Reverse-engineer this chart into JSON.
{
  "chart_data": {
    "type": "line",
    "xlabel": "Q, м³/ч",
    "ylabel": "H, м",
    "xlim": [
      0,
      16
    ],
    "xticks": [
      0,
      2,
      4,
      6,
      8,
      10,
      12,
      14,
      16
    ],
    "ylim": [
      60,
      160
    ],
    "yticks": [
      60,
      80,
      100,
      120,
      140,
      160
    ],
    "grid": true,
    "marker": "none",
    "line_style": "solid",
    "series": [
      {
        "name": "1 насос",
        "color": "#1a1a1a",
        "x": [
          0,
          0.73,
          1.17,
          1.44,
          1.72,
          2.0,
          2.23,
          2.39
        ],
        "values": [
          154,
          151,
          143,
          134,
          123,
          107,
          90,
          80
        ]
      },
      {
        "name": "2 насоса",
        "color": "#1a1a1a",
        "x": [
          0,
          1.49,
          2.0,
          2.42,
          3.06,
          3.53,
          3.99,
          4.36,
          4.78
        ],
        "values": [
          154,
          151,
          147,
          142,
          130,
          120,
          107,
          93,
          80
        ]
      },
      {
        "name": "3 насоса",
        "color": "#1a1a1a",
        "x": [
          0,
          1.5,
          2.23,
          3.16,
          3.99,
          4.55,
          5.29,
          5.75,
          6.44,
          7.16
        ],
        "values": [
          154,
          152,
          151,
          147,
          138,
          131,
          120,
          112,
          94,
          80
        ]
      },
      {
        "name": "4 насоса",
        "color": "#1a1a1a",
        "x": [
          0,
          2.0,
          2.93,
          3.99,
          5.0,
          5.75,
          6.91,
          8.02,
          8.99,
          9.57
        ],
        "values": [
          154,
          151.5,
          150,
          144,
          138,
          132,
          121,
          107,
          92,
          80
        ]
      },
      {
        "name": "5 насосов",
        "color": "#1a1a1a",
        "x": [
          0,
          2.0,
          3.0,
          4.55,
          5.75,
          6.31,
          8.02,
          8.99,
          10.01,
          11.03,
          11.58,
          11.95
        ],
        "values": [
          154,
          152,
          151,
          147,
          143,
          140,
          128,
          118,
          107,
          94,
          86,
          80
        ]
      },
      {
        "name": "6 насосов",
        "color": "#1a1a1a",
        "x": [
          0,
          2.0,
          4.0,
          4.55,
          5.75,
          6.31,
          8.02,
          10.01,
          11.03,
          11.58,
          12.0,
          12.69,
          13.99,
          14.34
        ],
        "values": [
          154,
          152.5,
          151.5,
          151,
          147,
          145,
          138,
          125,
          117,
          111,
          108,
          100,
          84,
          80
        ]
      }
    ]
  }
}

........

Search the data for the word "name" and copy each line where it appears.

        "name": "1 насос",
        "name": "2 насоса",
        "name": "3 насоса",
        "name": "4 насоса",
        "name": "5 насосов",
        "name": "6 насосов",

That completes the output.